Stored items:

=====

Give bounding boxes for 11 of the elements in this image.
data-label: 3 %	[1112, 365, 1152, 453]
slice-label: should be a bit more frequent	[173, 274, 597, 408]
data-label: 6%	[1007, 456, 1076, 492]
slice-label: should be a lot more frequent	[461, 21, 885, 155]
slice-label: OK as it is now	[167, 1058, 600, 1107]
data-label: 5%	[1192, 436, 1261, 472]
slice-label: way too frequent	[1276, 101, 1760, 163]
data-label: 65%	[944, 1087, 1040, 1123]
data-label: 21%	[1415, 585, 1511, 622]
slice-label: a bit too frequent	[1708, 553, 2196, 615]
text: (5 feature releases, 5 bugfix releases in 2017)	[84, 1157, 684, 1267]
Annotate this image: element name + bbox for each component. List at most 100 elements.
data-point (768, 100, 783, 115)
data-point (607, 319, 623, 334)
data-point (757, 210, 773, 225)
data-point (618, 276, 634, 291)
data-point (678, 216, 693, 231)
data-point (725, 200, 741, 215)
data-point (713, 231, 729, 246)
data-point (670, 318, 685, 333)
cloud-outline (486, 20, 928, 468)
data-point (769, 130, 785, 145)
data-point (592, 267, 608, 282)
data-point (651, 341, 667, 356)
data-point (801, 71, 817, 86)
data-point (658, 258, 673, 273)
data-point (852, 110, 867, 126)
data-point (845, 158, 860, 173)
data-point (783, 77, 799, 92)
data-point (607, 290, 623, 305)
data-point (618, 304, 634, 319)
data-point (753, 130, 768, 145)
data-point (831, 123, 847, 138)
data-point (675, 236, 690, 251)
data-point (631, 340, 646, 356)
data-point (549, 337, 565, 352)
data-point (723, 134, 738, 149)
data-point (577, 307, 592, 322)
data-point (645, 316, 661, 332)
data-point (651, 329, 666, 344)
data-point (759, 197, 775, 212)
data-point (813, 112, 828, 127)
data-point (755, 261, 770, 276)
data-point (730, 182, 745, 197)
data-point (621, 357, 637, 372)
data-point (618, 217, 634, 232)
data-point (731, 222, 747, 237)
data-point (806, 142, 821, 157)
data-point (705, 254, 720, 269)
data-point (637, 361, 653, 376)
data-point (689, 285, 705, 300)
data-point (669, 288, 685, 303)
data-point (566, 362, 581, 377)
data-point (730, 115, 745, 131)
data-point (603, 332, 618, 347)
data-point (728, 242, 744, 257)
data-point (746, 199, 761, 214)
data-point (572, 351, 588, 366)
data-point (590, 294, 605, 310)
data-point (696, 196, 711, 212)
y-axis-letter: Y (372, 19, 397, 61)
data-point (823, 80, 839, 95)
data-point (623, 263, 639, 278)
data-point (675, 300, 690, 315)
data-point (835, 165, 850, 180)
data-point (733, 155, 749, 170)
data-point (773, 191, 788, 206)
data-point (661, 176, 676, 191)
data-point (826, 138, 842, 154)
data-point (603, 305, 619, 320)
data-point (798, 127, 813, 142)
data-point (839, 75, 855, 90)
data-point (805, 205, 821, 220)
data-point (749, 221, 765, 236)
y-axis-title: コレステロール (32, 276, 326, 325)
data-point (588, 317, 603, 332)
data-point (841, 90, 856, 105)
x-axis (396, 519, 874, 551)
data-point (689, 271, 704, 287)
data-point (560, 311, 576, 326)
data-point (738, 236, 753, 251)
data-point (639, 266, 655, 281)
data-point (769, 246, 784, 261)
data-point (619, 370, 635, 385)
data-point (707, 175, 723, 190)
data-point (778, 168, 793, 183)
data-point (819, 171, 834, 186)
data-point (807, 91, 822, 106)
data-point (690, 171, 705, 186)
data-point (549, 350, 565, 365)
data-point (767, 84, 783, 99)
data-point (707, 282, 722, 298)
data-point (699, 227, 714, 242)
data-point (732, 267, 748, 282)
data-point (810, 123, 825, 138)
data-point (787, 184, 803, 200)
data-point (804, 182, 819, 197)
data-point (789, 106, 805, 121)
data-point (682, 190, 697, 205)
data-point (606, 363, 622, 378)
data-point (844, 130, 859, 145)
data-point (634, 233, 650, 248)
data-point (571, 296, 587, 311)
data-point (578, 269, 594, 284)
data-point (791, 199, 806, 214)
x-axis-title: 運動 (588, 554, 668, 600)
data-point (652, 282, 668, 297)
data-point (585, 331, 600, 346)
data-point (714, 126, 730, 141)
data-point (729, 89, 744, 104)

=====

State only how many lines in the records above contain the word "should".

2